[EXERCISE AIM] Identify the lines that contain the string "jamming", then copy each of them.

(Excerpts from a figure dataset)
# # # # #

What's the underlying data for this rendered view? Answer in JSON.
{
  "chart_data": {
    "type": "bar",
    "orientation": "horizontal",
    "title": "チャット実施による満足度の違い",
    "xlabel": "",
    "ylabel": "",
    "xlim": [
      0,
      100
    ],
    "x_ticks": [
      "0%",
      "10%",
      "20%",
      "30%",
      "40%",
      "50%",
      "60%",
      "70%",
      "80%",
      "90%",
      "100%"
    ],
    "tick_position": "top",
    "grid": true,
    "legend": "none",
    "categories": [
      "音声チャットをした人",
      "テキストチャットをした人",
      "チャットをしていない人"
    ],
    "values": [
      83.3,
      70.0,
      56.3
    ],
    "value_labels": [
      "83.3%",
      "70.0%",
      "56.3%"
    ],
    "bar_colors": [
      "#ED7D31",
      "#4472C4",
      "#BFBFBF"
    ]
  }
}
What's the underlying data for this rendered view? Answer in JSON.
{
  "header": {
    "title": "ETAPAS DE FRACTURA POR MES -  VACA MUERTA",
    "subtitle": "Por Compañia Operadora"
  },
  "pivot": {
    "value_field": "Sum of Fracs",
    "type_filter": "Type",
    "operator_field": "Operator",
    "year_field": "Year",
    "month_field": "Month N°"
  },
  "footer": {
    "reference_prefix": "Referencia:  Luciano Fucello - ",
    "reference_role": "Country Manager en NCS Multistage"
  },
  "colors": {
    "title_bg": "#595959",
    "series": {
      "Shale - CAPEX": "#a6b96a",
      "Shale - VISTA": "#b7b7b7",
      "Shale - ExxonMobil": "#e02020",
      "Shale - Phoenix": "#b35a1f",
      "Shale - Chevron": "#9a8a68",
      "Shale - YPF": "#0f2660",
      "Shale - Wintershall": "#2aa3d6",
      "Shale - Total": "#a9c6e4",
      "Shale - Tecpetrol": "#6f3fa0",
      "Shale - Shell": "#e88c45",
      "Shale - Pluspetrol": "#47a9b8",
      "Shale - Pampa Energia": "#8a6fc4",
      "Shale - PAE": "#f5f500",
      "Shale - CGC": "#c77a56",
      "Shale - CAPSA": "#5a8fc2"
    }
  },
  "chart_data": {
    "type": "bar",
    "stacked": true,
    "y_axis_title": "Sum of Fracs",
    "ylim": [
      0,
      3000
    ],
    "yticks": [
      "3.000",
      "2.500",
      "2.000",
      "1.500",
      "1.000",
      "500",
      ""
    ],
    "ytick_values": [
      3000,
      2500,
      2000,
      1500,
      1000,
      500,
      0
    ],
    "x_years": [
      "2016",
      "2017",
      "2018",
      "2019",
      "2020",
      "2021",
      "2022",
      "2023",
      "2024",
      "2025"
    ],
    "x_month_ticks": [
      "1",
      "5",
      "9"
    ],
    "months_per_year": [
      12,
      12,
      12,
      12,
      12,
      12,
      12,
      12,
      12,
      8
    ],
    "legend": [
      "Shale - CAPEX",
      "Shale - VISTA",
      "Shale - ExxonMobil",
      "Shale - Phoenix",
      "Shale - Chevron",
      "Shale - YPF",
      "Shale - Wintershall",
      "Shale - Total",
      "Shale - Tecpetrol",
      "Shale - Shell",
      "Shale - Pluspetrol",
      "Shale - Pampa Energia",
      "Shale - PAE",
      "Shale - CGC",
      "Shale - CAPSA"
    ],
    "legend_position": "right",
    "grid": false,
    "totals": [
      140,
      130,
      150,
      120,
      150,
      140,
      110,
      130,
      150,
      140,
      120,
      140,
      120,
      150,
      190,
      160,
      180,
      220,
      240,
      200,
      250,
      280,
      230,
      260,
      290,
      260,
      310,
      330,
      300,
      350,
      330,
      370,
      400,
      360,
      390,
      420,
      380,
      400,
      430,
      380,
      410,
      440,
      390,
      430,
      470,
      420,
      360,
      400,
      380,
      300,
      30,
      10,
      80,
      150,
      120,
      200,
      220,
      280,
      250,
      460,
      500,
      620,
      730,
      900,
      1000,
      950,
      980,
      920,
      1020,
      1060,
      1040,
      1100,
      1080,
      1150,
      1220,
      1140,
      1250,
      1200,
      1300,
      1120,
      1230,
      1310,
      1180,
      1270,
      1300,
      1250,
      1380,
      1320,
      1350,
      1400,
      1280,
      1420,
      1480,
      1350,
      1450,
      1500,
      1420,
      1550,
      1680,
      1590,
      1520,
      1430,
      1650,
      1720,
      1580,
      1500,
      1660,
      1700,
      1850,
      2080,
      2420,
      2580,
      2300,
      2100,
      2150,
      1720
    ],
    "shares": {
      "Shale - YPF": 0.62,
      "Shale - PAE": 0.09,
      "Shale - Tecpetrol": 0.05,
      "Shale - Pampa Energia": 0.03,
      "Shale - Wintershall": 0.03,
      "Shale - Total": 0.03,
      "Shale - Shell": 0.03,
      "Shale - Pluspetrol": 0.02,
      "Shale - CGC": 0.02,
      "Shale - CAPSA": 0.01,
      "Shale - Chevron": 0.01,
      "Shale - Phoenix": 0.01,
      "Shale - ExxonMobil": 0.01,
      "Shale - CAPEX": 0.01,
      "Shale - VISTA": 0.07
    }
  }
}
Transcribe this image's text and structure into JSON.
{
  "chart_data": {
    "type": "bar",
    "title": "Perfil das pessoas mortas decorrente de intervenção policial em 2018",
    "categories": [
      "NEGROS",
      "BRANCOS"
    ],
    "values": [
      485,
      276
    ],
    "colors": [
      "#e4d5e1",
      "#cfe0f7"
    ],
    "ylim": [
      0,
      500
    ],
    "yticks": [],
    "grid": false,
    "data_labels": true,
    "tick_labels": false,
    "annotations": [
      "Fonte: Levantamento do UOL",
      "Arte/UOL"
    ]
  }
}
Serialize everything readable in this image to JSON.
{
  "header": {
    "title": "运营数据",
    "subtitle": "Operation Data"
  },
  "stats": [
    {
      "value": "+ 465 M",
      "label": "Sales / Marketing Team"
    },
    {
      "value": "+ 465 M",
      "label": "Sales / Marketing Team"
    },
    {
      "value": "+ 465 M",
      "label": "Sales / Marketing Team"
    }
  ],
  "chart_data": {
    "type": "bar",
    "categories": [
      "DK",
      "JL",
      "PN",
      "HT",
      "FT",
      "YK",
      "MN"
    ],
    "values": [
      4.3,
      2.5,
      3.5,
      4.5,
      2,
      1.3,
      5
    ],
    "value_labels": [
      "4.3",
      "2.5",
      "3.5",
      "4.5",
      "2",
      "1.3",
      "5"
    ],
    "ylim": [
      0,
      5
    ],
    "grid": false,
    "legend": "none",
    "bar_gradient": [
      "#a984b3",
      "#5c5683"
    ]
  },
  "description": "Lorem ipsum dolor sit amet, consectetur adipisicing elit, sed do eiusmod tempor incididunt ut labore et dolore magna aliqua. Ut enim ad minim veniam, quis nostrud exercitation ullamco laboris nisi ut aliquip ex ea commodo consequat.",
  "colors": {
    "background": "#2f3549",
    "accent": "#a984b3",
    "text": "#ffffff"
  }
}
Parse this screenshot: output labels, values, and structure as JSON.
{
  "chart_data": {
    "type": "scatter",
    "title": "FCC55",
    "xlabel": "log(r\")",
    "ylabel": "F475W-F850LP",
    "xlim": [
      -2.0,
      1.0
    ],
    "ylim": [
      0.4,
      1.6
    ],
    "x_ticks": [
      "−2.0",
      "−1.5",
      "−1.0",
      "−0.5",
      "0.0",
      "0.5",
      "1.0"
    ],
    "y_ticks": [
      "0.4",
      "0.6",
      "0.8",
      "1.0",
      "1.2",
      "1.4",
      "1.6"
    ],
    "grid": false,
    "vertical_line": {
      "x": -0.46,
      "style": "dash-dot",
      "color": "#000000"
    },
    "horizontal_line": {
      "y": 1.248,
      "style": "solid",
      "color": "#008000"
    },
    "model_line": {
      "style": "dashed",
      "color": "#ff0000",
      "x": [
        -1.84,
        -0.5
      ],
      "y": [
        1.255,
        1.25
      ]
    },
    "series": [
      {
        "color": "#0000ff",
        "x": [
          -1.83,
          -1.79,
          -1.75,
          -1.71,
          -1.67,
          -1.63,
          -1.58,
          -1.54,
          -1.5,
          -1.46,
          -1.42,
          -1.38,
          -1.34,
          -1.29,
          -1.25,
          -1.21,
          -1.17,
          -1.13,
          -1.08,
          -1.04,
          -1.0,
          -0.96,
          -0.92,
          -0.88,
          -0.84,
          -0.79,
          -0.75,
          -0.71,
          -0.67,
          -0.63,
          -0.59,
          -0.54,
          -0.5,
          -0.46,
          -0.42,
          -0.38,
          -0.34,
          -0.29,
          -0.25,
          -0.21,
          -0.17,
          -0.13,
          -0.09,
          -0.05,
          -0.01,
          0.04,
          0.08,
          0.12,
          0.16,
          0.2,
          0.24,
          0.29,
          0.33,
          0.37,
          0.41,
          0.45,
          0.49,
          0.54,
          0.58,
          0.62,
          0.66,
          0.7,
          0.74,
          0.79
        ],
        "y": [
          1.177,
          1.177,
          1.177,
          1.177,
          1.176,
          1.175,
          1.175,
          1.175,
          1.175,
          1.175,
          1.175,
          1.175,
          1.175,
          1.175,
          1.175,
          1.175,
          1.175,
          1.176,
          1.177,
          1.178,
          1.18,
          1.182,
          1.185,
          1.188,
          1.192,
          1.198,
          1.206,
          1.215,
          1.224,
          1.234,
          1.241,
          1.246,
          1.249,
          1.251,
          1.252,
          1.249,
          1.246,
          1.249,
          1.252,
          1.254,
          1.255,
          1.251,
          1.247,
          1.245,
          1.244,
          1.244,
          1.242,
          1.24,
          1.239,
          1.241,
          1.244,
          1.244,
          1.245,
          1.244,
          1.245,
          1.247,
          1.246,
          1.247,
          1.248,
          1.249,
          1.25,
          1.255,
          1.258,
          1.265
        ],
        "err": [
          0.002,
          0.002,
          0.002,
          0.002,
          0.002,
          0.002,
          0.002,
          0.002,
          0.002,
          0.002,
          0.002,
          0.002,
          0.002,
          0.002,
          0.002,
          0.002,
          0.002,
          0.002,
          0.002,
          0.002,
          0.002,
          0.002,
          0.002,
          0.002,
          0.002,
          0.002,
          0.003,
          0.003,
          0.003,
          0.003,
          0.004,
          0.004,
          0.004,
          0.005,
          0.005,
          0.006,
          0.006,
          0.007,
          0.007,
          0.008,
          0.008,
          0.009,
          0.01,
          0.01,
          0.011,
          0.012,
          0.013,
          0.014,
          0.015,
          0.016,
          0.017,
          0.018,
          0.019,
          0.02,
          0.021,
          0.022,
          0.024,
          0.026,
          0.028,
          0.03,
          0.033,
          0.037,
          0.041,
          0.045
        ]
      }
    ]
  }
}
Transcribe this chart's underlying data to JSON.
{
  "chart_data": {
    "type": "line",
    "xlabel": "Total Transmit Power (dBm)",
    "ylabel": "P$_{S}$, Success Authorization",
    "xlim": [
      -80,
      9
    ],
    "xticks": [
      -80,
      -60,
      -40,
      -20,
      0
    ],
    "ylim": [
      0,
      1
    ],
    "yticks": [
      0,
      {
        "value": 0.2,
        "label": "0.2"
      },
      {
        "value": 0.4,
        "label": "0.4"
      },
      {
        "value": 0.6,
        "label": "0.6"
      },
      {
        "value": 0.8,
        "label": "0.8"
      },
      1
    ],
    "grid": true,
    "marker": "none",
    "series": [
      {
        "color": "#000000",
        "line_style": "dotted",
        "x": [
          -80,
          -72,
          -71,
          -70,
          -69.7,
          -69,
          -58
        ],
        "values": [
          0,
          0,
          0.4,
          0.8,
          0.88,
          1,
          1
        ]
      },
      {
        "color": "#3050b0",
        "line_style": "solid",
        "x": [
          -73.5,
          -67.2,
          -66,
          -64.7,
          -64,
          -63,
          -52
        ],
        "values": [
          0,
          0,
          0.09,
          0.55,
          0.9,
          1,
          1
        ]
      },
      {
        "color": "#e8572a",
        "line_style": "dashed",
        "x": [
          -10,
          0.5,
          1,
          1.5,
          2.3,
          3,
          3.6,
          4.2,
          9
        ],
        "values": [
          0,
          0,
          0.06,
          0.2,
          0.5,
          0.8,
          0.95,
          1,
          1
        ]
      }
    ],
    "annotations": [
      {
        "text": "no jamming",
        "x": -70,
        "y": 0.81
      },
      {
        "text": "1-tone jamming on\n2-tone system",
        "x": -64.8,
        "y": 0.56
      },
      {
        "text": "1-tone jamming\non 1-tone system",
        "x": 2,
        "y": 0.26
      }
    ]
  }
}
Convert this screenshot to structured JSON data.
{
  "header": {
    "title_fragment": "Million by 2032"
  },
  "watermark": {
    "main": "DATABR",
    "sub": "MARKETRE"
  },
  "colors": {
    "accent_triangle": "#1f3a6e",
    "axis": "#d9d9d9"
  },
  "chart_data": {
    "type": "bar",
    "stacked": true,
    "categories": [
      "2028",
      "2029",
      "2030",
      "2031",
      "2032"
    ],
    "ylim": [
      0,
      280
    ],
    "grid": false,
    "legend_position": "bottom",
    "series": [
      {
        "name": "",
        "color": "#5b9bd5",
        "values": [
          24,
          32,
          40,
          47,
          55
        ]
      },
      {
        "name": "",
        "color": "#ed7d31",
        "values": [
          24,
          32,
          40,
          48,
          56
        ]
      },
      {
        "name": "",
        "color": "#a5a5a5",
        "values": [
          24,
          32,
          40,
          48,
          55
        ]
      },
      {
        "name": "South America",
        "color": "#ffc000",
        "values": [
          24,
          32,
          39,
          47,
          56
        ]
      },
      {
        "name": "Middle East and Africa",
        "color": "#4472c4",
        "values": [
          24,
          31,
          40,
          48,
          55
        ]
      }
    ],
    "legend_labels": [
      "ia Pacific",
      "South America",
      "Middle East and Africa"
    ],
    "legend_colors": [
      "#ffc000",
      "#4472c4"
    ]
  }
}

# # # # #

[OUTPUT]
        "text": "no jamming",
        "text": "1-tone jamming on\n2-tone system",
        "text": "1-tone jamming\non 1-tone system",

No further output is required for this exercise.